• [Activity]:
Return each line of the data below unchanged, please.

[[ Data extracts open ]]

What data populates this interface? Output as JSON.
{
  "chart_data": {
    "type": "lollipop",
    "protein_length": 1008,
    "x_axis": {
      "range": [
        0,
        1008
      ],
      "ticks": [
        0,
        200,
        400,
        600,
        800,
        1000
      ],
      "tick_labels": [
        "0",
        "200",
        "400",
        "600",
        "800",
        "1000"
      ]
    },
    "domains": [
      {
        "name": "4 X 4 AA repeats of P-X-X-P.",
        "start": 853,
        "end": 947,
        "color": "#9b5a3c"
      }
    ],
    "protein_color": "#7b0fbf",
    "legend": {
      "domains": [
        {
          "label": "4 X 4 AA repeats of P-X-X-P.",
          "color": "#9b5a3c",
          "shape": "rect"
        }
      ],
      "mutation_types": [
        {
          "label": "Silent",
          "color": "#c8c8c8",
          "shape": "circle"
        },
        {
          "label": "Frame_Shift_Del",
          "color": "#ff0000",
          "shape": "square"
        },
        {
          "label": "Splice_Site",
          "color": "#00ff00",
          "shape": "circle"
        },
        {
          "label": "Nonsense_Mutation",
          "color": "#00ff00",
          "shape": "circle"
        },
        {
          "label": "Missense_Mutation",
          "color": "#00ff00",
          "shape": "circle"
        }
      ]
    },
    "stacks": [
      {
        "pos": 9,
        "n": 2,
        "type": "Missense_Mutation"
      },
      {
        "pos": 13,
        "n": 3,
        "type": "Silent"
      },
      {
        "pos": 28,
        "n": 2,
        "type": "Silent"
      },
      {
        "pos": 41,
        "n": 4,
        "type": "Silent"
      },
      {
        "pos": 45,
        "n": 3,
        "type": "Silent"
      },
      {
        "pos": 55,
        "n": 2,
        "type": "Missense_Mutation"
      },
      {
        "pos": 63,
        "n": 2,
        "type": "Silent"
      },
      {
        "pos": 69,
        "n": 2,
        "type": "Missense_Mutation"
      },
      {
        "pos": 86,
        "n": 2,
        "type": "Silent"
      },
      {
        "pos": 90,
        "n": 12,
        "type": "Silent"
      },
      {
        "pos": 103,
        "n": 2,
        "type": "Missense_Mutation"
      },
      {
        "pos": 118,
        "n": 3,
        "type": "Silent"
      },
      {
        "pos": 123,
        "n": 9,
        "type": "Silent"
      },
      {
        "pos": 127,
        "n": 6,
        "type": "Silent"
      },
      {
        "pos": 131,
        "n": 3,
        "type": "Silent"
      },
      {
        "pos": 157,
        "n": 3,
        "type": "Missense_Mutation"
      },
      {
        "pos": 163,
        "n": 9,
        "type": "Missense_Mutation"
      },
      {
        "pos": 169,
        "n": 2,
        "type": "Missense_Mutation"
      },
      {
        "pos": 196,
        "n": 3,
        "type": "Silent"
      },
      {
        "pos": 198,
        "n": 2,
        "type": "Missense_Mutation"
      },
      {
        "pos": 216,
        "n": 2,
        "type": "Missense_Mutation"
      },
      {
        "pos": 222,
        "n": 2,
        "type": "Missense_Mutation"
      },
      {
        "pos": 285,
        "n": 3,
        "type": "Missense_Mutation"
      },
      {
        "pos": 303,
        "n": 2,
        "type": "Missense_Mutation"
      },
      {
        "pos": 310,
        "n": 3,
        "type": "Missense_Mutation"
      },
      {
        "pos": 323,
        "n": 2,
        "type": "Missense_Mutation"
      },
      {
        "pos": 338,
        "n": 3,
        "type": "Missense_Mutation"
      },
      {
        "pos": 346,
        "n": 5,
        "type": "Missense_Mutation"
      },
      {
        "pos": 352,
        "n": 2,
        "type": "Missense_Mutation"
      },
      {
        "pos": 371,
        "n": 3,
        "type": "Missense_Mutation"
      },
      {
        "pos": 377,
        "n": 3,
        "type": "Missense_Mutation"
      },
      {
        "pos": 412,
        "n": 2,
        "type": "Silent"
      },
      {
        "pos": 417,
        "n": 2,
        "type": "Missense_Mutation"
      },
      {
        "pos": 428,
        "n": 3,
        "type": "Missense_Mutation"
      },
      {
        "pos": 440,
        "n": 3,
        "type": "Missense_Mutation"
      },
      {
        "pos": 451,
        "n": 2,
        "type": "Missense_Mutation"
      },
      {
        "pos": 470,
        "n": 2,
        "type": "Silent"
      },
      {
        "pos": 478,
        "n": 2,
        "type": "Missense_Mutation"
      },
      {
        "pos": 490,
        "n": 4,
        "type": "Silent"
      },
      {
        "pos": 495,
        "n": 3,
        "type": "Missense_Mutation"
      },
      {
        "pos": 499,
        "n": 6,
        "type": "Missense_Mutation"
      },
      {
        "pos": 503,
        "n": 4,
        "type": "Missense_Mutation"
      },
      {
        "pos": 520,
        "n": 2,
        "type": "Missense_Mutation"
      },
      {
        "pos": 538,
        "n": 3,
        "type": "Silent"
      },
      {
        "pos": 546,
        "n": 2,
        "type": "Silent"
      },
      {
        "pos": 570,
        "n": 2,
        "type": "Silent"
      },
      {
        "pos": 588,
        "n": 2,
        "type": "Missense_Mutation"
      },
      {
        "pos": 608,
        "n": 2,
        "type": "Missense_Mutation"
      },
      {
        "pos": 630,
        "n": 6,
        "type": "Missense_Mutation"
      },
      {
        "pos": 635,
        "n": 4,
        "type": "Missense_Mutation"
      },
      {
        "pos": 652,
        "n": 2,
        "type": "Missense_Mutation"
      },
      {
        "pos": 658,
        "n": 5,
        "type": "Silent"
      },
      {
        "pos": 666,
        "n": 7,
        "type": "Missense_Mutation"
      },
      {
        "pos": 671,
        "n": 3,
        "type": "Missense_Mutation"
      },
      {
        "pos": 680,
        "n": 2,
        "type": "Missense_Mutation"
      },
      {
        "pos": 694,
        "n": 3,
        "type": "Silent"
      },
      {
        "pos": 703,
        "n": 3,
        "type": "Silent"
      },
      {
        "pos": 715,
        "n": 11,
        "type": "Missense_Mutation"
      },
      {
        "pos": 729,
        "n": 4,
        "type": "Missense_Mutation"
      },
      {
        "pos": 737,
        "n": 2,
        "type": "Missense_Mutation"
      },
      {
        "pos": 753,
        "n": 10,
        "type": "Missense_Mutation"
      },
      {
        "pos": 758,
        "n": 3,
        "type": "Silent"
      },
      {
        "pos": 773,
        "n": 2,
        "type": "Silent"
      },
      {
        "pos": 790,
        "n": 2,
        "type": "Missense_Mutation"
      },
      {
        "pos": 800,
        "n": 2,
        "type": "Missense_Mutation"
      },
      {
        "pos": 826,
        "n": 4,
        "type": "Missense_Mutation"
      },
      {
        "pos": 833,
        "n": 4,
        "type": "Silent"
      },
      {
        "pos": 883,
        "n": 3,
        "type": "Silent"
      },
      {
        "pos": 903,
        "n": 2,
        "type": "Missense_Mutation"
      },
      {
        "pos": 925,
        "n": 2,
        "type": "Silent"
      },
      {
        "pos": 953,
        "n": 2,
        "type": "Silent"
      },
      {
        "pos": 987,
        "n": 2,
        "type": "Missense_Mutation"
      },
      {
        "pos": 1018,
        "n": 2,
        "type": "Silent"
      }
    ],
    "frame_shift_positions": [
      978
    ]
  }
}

[[ Data extracts closed ]]

• [Solution to the problem]:
What data populates this interface? Output as JSON.
{
  "chart_data": {
    "type": "lollipop",
    "protein_length": 1008,
    "x_axis": {
      "range": [
        0,
        1008
      ],
      "ticks": [
        0,
        200,
        400,
        600,
        800,
        1000
      ],
      "tick_labels": [
        "0",
        "200",
        "400",
        "600",
        "800",
        "1000"
      ]
    },
    "domains": [
      {
        "name": "4 X 4 AA repeats of P-X-X-P.",
        "start": 853,
        "end": 947,
        "color": "#9b5a3c"
      }
    ],
    "protein_color": "#7b0fbf",
    "legend": {
      "domains": [
        {
          "label": "4 X 4 AA repeats of P-X-X-P.",
          "color": "#9b5a3c",
          "shape": "rect"
        }
      ],
      "mutation_types": [
        {
          "label": "Silent",
          "color": "#c8c8c8",
          "shape": "circle"
        },
        {
          "label": "Frame_Shift_Del",
          "color": "#ff0000",
          "shape": "square"
        },
        {
          "label": "Splice_Site",
          "color": "#00ff00",
          "shape": "circle"
        },
        {
          "label": "Nonsense_Mutation",
          "color": "#00ff00",
          "shape": "circle"
        },
        {
          "label": "Missense_Mutation",
          "color": "#00ff00",
          "shape": "circle"
        }
      ]
    },
    "stacks": [
      {
        "pos": 9,
        "n": 2,
        "type": "Missense_Mutation"
      },
      {
        "pos": 13,
        "n": 3,
        "type": "Silent"
      },
      {
        "pos": 28,
        "n": 2,
        "type": "Silent"
      },
      {
        "pos": 41,
        "n": 4,
        "type": "Silent"
      },
      {
        "pos": 45,
        "n": 3,
        "type": "Silent"
      },
      {
        "pos": 55,
        "n": 2,
        "type": "Missense_Mutation"
      },
      {
        "pos": 63,
        "n": 2,
        "type": "Silent"
      },
      {
        "pos": 69,
        "n": 2,
        "type": "Missense_Mutation"
      },
      {
        "pos": 86,
        "n": 2,
        "type": "Silent"
      },
      {
        "pos": 90,
        "n": 12,
        "type": "Silent"
      },
      {
        "pos": 103,
        "n": 2,
        "type": "Missense_Mutation"
      },
      {
        "pos": 118,
        "n": 3,
        "type": "Silent"
      },
      {
        "pos": 123,
        "n": 9,
        "type": "Silent"
      },
      {
        "pos": 127,
        "n": 6,
        "type": "Silent"
      },
      {
        "pos": 131,
        "n": 3,
        "type": "Silent"
      },
      {
        "pos": 157,
        "n": 3,
        "type": "Missense_Mutation"
      },
      {
        "pos": 163,
        "n": 9,
        "type": "Missense_Mutation"
      },
      {
        "pos": 169,
        "n": 2,
        "type": "Missense_Mutation"
      },
      {
        "pos": 196,
        "n": 3,
        "type": "Silent"
      },
      {
        "pos": 198,
        "n": 2,
        "type": "Missense_Mutation"
      },
      {
        "pos": 216,
        "n": 2,
        "type": "Missense_Mutation"
      },
      {
        "pos": 222,
        "n": 2,
        "type": "Missense_Mutation"
      },
      {
        "pos": 285,
        "n": 3,
        "type": "Missense_Mutation"
      },
      {
        "pos": 303,
        "n": 2,
        "type": "Missense_Mutation"
      },
      {
        "pos": 310,
        "n": 3,
        "type": "Missense_Mutation"
      },
      {
        "pos": 323,
        "n": 2,
        "type": "Missense_Mutation"
      },
      {
        "pos": 338,
        "n": 3,
        "type": "Missense_Mutation"
      },
      {
        "pos": 346,
        "n": 5,
        "type": "Missense_Mutation"
      },
      {
        "pos": 352,
        "n": 2,
        "type": "Missense_Mutation"
      },
      {
        "pos": 371,
        "n": 3,
        "type": "Missense_Mutation"
      },
      {
        "pos": 377,
        "n": 3,
        "type": "Missense_Mutation"
      },
      {
        "pos": 412,
        "n": 2,
        "type": "Silent"
      },
      {
        "pos": 417,
        "n": 2,
        "type": "Missense_Mutation"
      },
      {
        "pos": 428,
        "n": 3,
        "type": "Missense_Mutation"
      },
      {
        "pos": 440,
        "n": 3,
        "type": "Missense_Mutation"
      },
      {
        "pos": 451,
        "n": 2,
        "type": "Missense_Mutation"
      },
      {
        "pos": 470,
        "n": 2,
        "type": "Silent"
      },
      {
        "pos": 478,
        "n": 2,
        "type": "Missense_Mutation"
      },
      {
        "pos": 490,
        "n": 4,
        "type": "Silent"
      },
      {
        "pos": 495,
        "n": 3,
        "type": "Missense_Mutation"
      },
      {
        "pos": 499,
        "n": 6,
        "type": "Missense_Mutation"
      },
      {
        "pos": 503,
        "n": 4,
        "type": "Missense_Mutation"
      },
      {
        "pos": 520,
        "n": 2,
        "type": "Missense_Mutation"
      },
      {
        "pos": 538,
        "n": 3,
        "type": "Silent"
      },
      {
        "pos": 546,
        "n": 2,
        "type": "Silent"
      },
      {
        "pos": 570,
        "n": 2,
        "type": "Silent"
      },
      {
        "pos": 588,
        "n": 2,
        "type": "Missense_Mutation"
      },
      {
        "pos": 608,
        "n": 2,
        "type": "Missense_Mutation"
      },
      {
        "pos": 630,
        "n": 6,
        "type": "Missense_Mutation"
      },
      {
        "pos": 635,
        "n": 4,
        "type": "Missense_Mutation"
      },
      {
        "pos": 652,
        "n": 2,
        "type": "Missense_Mutation"
      },
      {
        "pos": 658,
        "n": 5,
        "type": "Silent"
      },
      {
        "pos": 666,
        "n": 7,
        "type": "Missense_Mutation"
      },
      {
        "pos": 671,
        "n": 3,
        "type": "Missense_Mutation"
      },
      {
        "pos": 680,
        "n": 2,
        "type": "Missense_Mutation"
      },
      {
        "pos": 694,
        "n": 3,
        "type": "Silent"
      },
      {
        "pos": 703,
        "n": 3,
        "type": "Silent"
      },
      {
        "pos": 715,
        "n": 11,
        "type": "Missense_Mutation"
      },
      {
        "pos": 729,
        "n": 4,
        "type": "Missense_Mutation"
      },
      {
        "pos": 737,
        "n": 2,
        "type": "Missense_Mutation"
      },
      {
        "pos": 753,
        "n": 10,
        "type": "Missense_Mutation"
      },
      {
        "pos": 758,
        "n": 3,
        "type": "Silent"
      },
      {
        "pos": 773,
        "n": 2,
        "type": "Silent"
      },
      {
        "pos": 790,
        "n": 2,
        "type": "Missense_Mutation"
      },
      {
        "pos": 800,
        "n": 2,
        "type": "Missense_Mutation"
      },
      {
        "pos": 826,
        "n": 4,
        "type": "Missense_Mutation"
      },
      {
        "pos": 833,
        "n": 4,
        "type": "Silent"
      },
      {
        "pos": 883,
        "n": 3,
        "type": "Silent"
      },
      {
        "pos": 903,
        "n": 2,
        "type": "Missense_Mutation"
      },
      {
        "pos": 925,
        "n": 2,
        "type": "Silent"
      },
      {
        "pos": 953,
        "n": 2,
        "type": "Silent"
      },
      {
        "pos": 987,
        "n": 2,
        "type": "Missense_Mutation"
      },
      {
        "pos": 1018,
        "n": 2,
        "type": "Silent"
      }
    ],
    "frame_shift_positions": [
      978
    ]
  }
}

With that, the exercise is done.